• [Artikel]:
Im Pressegespräch deutete Yvonne Gebauer vorsichtig eine Doppelzählung oder eine eigene Zahl der Schüler*innen je Stelle für das Gemeinsame Lernen an. Die Entscheidung darüber solle aber erst 2018 oder 2019 fallen. Zunächst plant die Schulministerin eine digitale Landkarte, die alle nordrhein-westfälischen Schulen erfasst, in denen Gemeinsames Lernen stattfindet. Erhoben werden soll dabei auch, mit welchen personellen Ressourcen vor Ort jeweils gearbeitet wird. Da aber der Rechtsanspruch bestehen bleibt, der Kindern mit Förderbedarf den Besuch einer Regelschule ermöglicht, und die Eltern in jedem Fall den Förderort wählen dürfen, wird selbst ein gezielterer Ressourceneinsatz in Schwerpunktschulen oder die Einrichtung von Fördergruppen an Regelschulen die hohe Belastung und Überforderung der Lehrkräfte nicht auffangen können.

• [Ziel A]: Gib bitte die Zeilen der Auflistung vom Anfang bis einschließlich der Zeile mit "- tab-linked-products[interactable]: Linked" als JSON-Liste von Strings wieder, einen String pro Zeile und ohne Leerzeilen.
Der Artikel und die Auflistung hängen inhaltlich nicht zusammen.

• [Bereitgestellte Auflistung]:
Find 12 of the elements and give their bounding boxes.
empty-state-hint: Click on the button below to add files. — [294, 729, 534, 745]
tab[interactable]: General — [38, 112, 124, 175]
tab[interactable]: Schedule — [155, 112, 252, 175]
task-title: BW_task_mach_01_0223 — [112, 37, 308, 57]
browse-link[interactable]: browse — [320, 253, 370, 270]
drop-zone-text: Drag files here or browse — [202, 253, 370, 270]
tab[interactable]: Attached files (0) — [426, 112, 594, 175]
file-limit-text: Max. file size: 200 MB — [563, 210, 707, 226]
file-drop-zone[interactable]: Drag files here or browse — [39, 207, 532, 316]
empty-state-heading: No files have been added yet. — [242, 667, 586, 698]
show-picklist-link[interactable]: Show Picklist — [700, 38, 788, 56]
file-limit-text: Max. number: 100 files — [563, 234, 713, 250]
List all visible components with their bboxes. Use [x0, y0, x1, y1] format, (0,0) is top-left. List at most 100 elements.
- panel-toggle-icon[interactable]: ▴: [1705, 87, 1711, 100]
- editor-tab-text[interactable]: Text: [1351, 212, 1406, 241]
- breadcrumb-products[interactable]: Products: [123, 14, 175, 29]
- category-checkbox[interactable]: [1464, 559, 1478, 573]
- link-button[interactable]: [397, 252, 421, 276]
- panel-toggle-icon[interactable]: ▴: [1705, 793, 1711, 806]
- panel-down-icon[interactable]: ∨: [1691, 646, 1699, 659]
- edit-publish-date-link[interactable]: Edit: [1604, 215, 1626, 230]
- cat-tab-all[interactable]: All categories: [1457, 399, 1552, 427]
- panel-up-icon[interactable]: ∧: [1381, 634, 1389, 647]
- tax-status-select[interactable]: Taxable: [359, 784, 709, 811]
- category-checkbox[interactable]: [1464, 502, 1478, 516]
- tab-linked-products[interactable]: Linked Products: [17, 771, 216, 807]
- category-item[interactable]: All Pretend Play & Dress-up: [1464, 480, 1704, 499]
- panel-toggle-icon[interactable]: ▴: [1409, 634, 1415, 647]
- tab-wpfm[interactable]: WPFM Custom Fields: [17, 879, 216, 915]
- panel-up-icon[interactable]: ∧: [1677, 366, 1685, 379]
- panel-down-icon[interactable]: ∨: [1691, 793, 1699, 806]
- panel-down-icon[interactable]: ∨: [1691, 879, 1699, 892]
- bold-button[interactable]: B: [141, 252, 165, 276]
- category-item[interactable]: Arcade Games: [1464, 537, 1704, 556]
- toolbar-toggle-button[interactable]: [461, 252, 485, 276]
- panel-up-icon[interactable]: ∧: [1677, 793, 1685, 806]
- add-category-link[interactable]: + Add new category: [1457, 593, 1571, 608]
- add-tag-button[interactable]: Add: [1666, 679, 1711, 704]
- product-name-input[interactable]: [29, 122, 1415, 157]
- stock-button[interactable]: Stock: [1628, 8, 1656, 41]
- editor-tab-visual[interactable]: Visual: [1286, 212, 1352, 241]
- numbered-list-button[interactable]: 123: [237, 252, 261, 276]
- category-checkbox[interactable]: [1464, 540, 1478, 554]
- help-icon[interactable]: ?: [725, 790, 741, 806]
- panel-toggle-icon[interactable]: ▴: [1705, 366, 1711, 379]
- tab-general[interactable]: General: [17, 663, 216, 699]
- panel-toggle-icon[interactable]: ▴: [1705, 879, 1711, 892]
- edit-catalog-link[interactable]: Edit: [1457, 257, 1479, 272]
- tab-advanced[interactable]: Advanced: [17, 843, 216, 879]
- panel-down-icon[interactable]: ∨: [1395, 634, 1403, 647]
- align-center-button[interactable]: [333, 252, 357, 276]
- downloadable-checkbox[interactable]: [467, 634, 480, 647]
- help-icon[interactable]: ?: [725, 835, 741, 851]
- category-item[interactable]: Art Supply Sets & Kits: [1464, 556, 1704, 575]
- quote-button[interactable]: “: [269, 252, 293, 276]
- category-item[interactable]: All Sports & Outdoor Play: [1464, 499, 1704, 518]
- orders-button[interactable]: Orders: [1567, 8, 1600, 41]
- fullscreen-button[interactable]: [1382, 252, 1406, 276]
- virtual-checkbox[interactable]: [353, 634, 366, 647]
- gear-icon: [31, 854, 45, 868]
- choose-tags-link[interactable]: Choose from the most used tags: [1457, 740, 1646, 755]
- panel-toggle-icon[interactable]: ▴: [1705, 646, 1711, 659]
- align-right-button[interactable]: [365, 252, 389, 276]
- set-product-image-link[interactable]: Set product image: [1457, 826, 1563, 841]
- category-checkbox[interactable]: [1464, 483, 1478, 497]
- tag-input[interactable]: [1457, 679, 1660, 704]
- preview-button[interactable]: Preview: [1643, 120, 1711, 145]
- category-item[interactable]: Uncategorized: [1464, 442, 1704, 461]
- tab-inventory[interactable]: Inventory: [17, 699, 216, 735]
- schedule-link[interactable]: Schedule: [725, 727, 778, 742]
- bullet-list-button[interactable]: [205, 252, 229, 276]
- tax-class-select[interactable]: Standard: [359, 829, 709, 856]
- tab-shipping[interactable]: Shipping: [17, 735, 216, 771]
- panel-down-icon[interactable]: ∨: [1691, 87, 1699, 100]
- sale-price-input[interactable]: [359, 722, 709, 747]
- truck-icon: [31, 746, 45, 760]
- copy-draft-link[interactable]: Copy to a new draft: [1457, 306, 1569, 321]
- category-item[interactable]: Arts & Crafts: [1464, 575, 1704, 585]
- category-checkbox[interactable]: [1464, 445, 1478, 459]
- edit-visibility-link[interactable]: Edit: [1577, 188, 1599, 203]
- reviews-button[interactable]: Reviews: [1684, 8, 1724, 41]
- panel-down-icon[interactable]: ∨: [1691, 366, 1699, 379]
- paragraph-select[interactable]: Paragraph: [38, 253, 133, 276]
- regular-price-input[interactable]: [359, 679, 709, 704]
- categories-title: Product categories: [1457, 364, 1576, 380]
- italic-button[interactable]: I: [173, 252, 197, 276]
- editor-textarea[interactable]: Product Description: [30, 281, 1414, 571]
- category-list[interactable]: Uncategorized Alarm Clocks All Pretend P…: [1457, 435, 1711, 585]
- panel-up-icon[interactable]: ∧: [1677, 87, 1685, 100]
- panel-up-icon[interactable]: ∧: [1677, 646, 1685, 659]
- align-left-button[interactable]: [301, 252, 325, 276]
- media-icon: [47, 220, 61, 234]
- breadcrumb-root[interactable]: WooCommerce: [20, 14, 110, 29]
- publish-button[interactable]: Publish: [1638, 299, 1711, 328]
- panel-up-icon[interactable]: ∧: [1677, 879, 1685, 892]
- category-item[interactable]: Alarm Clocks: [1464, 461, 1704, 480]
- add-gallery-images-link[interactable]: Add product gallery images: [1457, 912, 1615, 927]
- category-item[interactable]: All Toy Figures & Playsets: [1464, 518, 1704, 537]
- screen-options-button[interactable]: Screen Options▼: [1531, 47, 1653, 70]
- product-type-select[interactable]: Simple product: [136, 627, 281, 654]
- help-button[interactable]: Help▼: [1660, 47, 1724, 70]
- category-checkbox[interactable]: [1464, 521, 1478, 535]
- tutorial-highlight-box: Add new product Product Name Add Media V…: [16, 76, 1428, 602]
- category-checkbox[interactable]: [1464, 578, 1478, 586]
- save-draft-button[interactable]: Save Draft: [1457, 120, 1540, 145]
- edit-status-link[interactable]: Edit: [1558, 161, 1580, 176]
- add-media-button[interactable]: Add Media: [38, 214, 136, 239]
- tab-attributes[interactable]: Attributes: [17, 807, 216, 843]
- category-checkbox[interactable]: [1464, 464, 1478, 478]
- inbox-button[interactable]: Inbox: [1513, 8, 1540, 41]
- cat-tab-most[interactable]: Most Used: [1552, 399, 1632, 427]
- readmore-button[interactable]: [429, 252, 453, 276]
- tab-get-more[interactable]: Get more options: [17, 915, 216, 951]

• [Ziel B]:
Beantworte zum Artikel über das Gemeinsame Lernen diese Fragen:
(i) Wann soll die Entscheidung über eine Doppelzählung fallen?
(ii) Was plant die Schulministerin zunächst?
(iii) Wer darf in jedem Fall den Förderort wählen?

• [Vollständige Antwort A]:
[
  "Find 12 of the elements and give their bounding boxes.",
  "empty-state-hint: Click on the button below to add files. — [294, 729, 534, 745]",
  "tab[interactable]: General — [38, 112, 124, 175]",
  "tab[interactable]: Schedule — [155, 112, 252, 175]",
  "task-title: BW_task_mach_01_0223 — [112, 37, 308, 57]",
  "browse-link[interactable]: browse — [320, 253, 370, 270]",
  "drop-zone-text: Drag files here or browse — [202, 253, 370, 270]",
  "tab[interactable]: Attached files (0) — [426, 112, 594, 175]",
  "file-limit-text: Max. file size: 200 MB — [563, 210, 707, 226]",
  "file-drop-zone[interactable]: Drag files here or browse — [39, 207, 532, 316]",
  "empty-state-heading: No files have been added yet. — [242, 667, 586, 698]",
  "show-picklist-link[interactable]: Show Picklist — [700, 38, 788, 56]",
  "file-limit-text: Max. number: 100 files — [563, 234, 713, 250]",
  "List all visible components with their bboxes. Use [x0, y0, x1, y1] format, (0,0) is top-left. List at most 100 elements.",
  "- panel-toggle-icon[interactable]: ▴: [1705, 87, 1711, 100]",
  "- editor-tab-text[interactable]: Text: [1351, 212, 1406, 241]",
  "- breadcrumb-products[interactable]: Products: [123, 14, 175, 29]",
  "- category-checkbox[interactable]: [1464, 559, 1478, 573]",
  "- link-button[interactable]: [397, 252, 421, 276]",
  "- panel-toggle-icon[interactable]: ▴: [1705, 793, 1711, 806]",
  "- panel-down-icon[interactable]: ∨: [1691, 646, 1699, 659]",
  "- edit-publish-date-link[interactable]: Edit: [1604, 215, 1626, 230]",
  "- cat-tab-all[interactable]: All categories: [1457, 399, 1552, 427]",
  "- panel-up-icon[interactable]: ∧: [1381, 634, 1389, 647]",
  "- tax-status-select[interactable]: Taxable: [359, 784, 709, 811]",
  "- category-checkbox[interactable]: [1464, 502, 1478, 516]",
  "- tab-linked-products[interactable]: Linked Products: [17, 771, 216, 807]"
]

• [Vollständige Antwort B]:
(i) 2018 oder 2019.
(ii) Eine digitale Landkarte, die alle nordrhein-westfälischen Schulen erfasst, in denen Gemeinsames Lernen stattfindet.
(iii) Die Eltern.